BRIEF: Select every line below containing the word "HOLLYOAK".

STORED RECORDS:
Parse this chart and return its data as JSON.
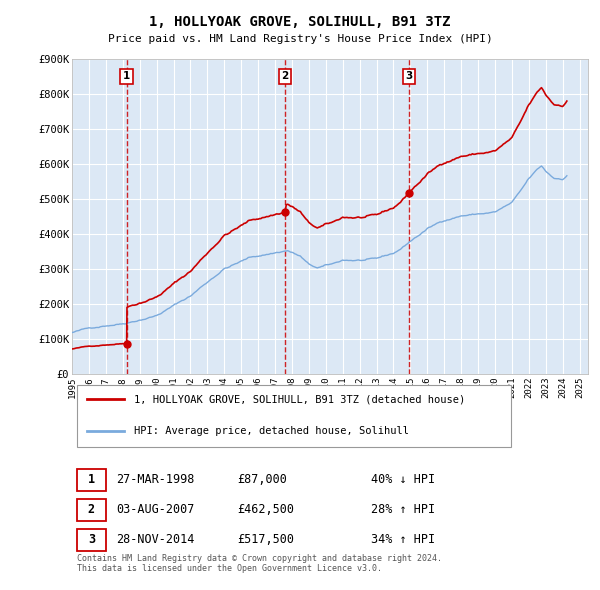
{
  "title": "1, HOLLYOAK GROVE, SOLIHULL, B91 3TZ",
  "subtitle": "Price paid vs. HM Land Registry's House Price Index (HPI)",
  "plot_bg_color": "#dce8f5",
  "sale_color": "#cc0000",
  "hpi_color": "#7aaadd",
  "ylim": [
    0,
    900000
  ],
  "xlim_start": 1995.0,
  "xlim_end": 2025.5,
  "yticks": [
    0,
    100000,
    200000,
    300000,
    400000,
    500000,
    600000,
    700000,
    800000,
    900000
  ],
  "ytick_labels": [
    "£0",
    "£100K",
    "£200K",
    "£300K",
    "£400K",
    "£500K",
    "£600K",
    "£700K",
    "£800K",
    "£900K"
  ],
  "xticks": [
    1995,
    1996,
    1997,
    1998,
    1999,
    2000,
    2001,
    2002,
    2003,
    2004,
    2005,
    2006,
    2007,
    2008,
    2009,
    2010,
    2011,
    2012,
    2013,
    2014,
    2015,
    2016,
    2017,
    2018,
    2019,
    2020,
    2021,
    2022,
    2023,
    2024,
    2025
  ],
  "sale_dates": [
    1998.23,
    2007.59,
    2014.91
  ],
  "sale_prices": [
    87000,
    462500,
    517500
  ],
  "sale_labels": [
    "1",
    "2",
    "3"
  ],
  "legend_sale_label": "1, HOLLYOAK GROVE, SOLIHULL, B91 3TZ (detached house)",
  "legend_hpi_label": "HPI: Average price, detached house, Solihull",
  "table_rows": [
    [
      "1",
      "27-MAR-1998",
      "£87,000",
      "40% ↓ HPI"
    ],
    [
      "2",
      "03-AUG-2007",
      "£462,500",
      "28% ↑ HPI"
    ],
    [
      "3",
      "28-NOV-2014",
      "£517,500",
      "34% ↑ HPI"
    ]
  ],
  "footnote": "Contains HM Land Registry data © Crown copyright and database right 2024.\nThis data is licensed under the Open Government Licence v3.0."
}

RESPONSE:
  "title": "1, HOLLYOAK GROVE, SOLIHULL, B91 3TZ",
  "legend_sale_label": "1, HOLLYOAK GROVE, SOLIHULL, B91 3TZ (detached house)",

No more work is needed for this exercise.